Reproduce all of the data exactly, with no line skipped.

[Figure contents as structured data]
....................

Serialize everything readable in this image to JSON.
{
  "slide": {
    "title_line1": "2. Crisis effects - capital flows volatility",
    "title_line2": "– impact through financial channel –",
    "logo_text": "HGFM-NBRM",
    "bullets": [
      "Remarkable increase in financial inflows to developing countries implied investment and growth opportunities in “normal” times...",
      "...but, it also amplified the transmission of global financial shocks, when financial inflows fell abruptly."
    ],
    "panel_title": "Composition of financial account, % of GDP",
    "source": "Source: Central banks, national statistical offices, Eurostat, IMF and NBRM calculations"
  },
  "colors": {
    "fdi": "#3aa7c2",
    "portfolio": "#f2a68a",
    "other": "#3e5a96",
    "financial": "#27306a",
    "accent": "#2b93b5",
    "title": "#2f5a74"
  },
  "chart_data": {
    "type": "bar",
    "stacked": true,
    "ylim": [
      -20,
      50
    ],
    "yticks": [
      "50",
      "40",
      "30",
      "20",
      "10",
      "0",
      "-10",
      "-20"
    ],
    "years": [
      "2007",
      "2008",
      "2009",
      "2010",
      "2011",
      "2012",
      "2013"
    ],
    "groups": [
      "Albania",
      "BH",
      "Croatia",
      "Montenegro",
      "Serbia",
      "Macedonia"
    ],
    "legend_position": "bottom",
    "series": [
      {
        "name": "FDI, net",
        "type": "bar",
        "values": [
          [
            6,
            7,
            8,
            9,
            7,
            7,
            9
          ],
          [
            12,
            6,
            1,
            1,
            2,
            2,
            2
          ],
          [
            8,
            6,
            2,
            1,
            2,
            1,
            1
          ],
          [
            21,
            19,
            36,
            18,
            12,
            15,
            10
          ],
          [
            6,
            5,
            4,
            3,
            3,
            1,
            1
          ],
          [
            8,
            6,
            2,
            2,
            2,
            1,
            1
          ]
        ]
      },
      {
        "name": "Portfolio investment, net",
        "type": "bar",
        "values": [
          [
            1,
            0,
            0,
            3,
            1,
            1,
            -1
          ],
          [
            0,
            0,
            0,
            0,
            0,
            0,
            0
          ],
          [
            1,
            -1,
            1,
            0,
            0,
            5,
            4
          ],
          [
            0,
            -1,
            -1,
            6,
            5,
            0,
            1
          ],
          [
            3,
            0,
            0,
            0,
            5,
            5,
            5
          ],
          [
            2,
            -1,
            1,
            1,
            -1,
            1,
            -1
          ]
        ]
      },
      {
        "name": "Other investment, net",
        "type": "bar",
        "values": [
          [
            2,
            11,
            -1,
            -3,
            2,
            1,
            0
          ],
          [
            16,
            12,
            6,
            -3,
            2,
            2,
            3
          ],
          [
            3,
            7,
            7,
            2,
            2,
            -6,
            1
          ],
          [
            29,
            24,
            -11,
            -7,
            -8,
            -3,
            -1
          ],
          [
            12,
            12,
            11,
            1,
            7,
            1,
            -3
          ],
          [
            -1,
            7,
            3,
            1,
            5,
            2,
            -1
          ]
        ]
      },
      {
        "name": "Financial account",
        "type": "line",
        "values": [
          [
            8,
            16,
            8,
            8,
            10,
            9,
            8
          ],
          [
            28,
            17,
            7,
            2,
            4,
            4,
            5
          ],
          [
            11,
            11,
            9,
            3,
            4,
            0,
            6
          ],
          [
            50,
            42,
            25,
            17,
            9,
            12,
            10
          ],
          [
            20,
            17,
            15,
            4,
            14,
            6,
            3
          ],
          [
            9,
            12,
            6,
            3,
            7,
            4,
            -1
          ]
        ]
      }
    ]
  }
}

....................

SOLVED PROBLEM:
Serialize everything readable in this image to JSON.
{
  "slide": {
    "title_line1": "2. Crisis effects - capital flows volatility",
    "title_line2": "– impact through financial channel –",
    "logo_text": "HGFM-NBRM",
    "bullets": [
      "Remarkable increase in financial inflows to developing countries implied investment and growth opportunities in “normal” times...",
      "...but, it also amplified the transmission of global financial shocks, when financial inflows fell abruptly."
    ],
    "panel_title": "Composition of financial account, % of GDP",
    "source": "Source: Central banks, national statistical offices, Eurostat, IMF and NBRM calculations"
  },
  "colors": {
    "fdi": "#3aa7c2",
    "portfolio": "#f2a68a",
    "other": "#3e5a96",
    "financial": "#27306a",
    "accent": "#2b93b5",
    "title": "#2f5a74"
  },
  "chart_data": {
    "type": "bar",
    "stacked": true,
    "ylim": [
      -20,
      50
    ],
    "yticks": [
      "50",
      "40",
      "30",
      "20",
      "10",
      "0",
      "-10",
      "-20"
    ],
    "years": [
      "2007",
      "2008",
      "2009",
      "2010",
      "2011",
      "2012",
      "2013"
    ],
    "groups": [
      "Albania",
      "BH",
      "Croatia",
      "Montenegro",
      "Serbia",
      "Macedonia"
    ],
    "legend_position": "bottom",
    "series": [
      {
        "name": "FDI, net",
        "type": "bar",
        "values": [
          [
            6,
            7,
            8,
            9,
            7,
            7,
            9
          ],
          [
            12,
            6,
            1,
            1,
            2,
            2,
            2
          ],
          [
            8,
            6,
            2,
            1,
            2,
            1,
            1
          ],
          [
            21,
            19,
            36,
            18,
            12,
            15,
            10
          ],
          [
            6,
            5,
            4,
            3,
            3,
            1,
            1
          ],
          [
            8,
            6,
            2,
            2,
            2,
            1,
            1
          ]
        ]
      },
      {
        "name": "Portfolio investment, net",
        "type": "bar",
        "values": [
          [
            1,
            0,
            0,
            3,
            1,
            1,
            -1
          ],
          [
            0,
            0,
            0,
            0,
            0,
            0,
            0
          ],
          [
            1,
            -1,
            1,
            0,
            0,
            5,
            4
          ],
          [
            0,
            -1,
            -1,
            6,
            5,
            0,
            1
          ],
          [
            3,
            0,
            0,
            0,
            5,
            5,
            5
          ],
          [
            2,
            -1,
            1,
            1,
            -1,
            1,
            -1
          ]
        ]
      },
      {
        "name": "Other investment, net",
        "type": "bar",
        "values": [
          [
            2,
            11,
            -1,
            -3,
            2,
            1,
            0
          ],
          [
            16,
            12,
            6,
            -3,
            2,
            2,
            3
          ],
          [
            3,
            7,
            7,
            2,
            2,
            -6,
            1
          ],
          [
            29,
            24,
            -11,
            -7,
            -8,
            -3,
            -1
          ],
          [
            12,
            12,
            11,
            1,
            7,
            1,
            -3
          ],
          [
            -1,
            7,
            3,
            1,
            5,
            2,
            -1
          ]
        ]
      },
      {
        "name": "Financial account",
        "type": "line",
        "values": [
          [
            8,
            16,
            8,
            8,
            10,
            9,
            8
          ],
          [
            28,
            17,
            7,
            2,
            4,
            4,
            5
          ],
          [
            11,
            11,
            9,
            3,
            4,
            0,
            6
          ],
          [
            50,
            42,
            25,
            17,
            9,
            12,
            10
          ],
          [
            20,
            17,
            15,
            4,
            14,
            6,
            3
          ],
          [
            9,
            12,
            6,
            3,
            7,
            4,
            -1
          ]
        ]
      }
    ]
  }
}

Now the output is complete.